■ **PROBLEMA PROPOSTO**:
Le affermazioni seguenti concordano con il brano sulle relazioni e la fede? Per ciascuna rispondi sì o no e riporta alla lettera le parole decisive del brano.
1. In passato chi scrive pensava di poter affrontare tutto da sola.
2. Secondo il brano, portare avanti questo tipo di relazioni è semplice.
3. Il brano consiglia di camminare ogni giorno a grandi passi.

====== FONTE

Guardando la mia vita di oggi, vedo tante cose diverse rispetto a prima. Ed è giusto così. Ci sono però alcuni punti fermi che porto avanti e custodisco. Innanzitutto, le relazioni. Volgendo lo sguardo indietro vedo come ci siano stati tanti sarti che hanno cucito sulla mia vita. Le relazioni, per me, sono importantissime, fondamentali! È necessario, però, circondarsi di amici dell’anima, coetanei e adulti. Persone che ti conoscono nel profondo, ti aiutano a camminare sulla retta via con costanza. Se prima pensavo che da sola avrei affrontato tutto, ora sono convinta che è l’insieme a creare l’uno! Io sono anche le mie relazioni, le mie amicizie, i miei amori. La bellezza di queste relazioni sta nel fatto che c’è Gesù in mezzo. Lui è lì, soffia sulla nostra vita, sulle nostre azioni e anche quando non ce ne rendiamo conto, Lui è con noi. Sempre. Tutto questo dà alle mie relazioni una marcia in più, perché il legame che si crea diventa quasi indissolubile, va oltre lo spazio e il tempo, ed è costruito sulla roccia. Non è semplice portare avanti questo tipo di relazioni senza essere intaccati da pensieri che non nascono dal Bene. Nella mia vita ho trovato sempre fondamentale l’aiuto con gli adulti, che mi hanno fatto da padri e madri e si sono presi cura di me come una figlia. E così è anche oggi. Alla mia guida spirituale consegno tutto, certa che le mie parole siano custodite ed elevate al Cielo. È rileggendo i fatti della mia vita che scopro come io sia un dono per gli altri e come nella mia vita io sia chiamata ad amare per prima, anche se costa fatica. Tutto questo si complica quando si è chiamati ad uscire dall’oratorio, come luogo protetto, per andare nel mondo a vivere testimoniando. In questi anni di lavoro e università, ho scoperto la radicalità della mia scelta e di quanto Don Bosco abbia scalfito il mio cuore. Essere nel mondo, portando quella luce in più, soprattutto a livello relazionale con adulti e ragazzi. Voler bene ai colleghi, lasciare un pensiero buono, essere vicina ai ragazzi, provare a vedere cosa si nasconde dietro le maschere. Questo me lo insegna Don Bosco, è il mio valore aggiunto!
Mi rendo conto che questa vita non più da ragazzina disordinata sia in salita e di come siano la condivisione, la vita relazionale ad aiutarmi a camminare. Serve camminare ogni giorno un po’, piccoli passi possibili, solo così si allena la perseveranza ed è con questa fatica giornaliera che ci ricordiamo di essere continuamente in ricerca, continuamente assetati di quell’Acqua Viva. C’è una frase di Don Bosco che mi è tanto cara: “piedi per terra, sguardo verso il Cielo”. È quella la via che sento di dover seguire quando sono chiamata ad essere una giovane in uscita, rimanere aderente alla realtà, senza misticismo ma con un guizzo nel cuore in più!

============
====== INFORMAZIONI FORNITE

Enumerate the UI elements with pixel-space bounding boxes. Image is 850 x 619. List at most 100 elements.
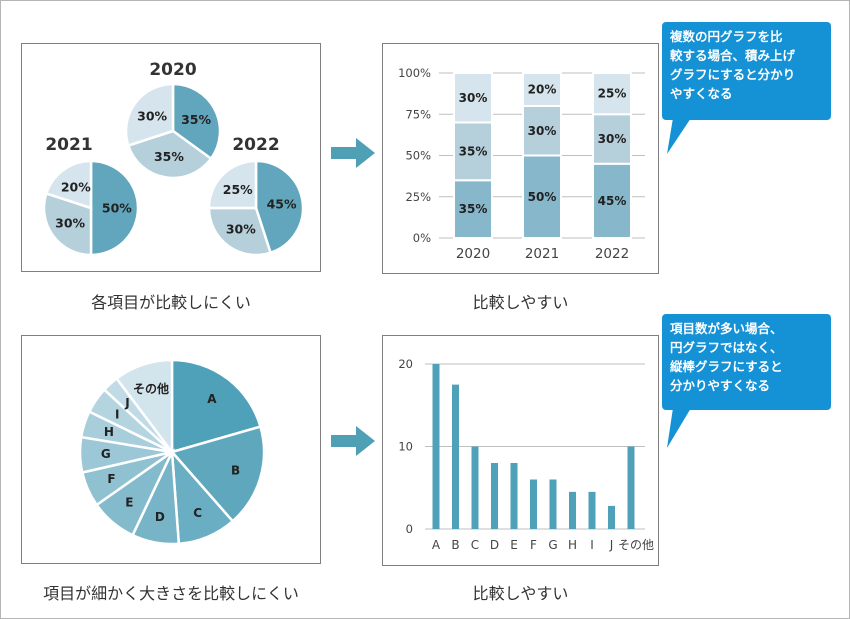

============

■ **SOLUZIONE DELL'ESERCIZIO**:
1. Sì: «Se prima pensavo che da sola avrei affrontato tutto».
2. No: «Non è semplice portare avanti questo tipo di relazioni».
3. No: «Serve camminare ogni giorno un po’, piccoli passi possibili».